++++ Data for this task
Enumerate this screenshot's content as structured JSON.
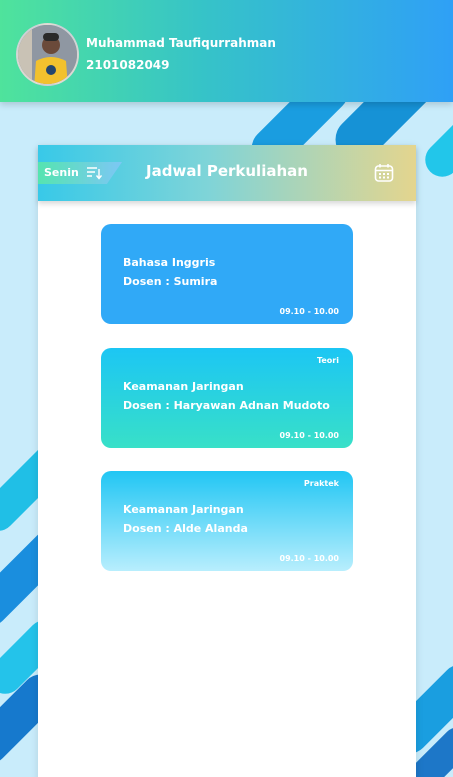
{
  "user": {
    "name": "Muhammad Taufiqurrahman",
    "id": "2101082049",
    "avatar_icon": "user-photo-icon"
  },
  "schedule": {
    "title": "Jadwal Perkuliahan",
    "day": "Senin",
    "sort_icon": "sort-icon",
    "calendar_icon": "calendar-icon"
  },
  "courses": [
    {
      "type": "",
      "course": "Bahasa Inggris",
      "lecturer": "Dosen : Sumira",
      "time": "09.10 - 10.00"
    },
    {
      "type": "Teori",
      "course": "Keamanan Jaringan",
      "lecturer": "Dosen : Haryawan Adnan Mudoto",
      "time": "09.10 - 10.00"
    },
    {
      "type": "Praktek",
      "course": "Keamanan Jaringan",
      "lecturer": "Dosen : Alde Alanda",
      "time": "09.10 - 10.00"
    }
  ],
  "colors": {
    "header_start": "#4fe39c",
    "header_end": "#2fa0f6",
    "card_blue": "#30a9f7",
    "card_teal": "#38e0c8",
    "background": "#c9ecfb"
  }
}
++++++++
Short task: Reproduce each entry precisely, dropping only the pictures.

The output:
Enumerate this screenshot's content as structured JSON.
{
  "user": {
    "name": "Muhammad Taufiqurrahman",
    "id": "2101082049",
    "avatar_icon": "user-photo-icon"
  },
  "schedule": {
    "title": "Jadwal Perkuliahan",
    "day": "Senin",
    "sort_icon": "sort-icon",
    "calendar_icon": "calendar-icon"
  },
  "courses": [
    {
      "type": "",
      "course": "Bahasa Inggris",
      "lecturer": "Dosen : Sumira",
      "time": "09.10 - 10.00"
    },
    {
      "type": "Teori",
      "course": "Keamanan Jaringan",
      "lecturer": "Dosen : Haryawan Adnan Mudoto",
      "time": "09.10 - 10.00"
    },
    {
      "type": "Praktek",
      "course": "Keamanan Jaringan",
      "lecturer": "Dosen : Alde Alanda",
      "time": "09.10 - 10.00"
    }
  ],
  "colors": {
    "header_start": "#4fe39c",
    "header_end": "#2fa0f6",
    "card_blue": "#30a9f7",
    "card_teal": "#38e0c8",
    "background": "#c9ecfb"
  }
}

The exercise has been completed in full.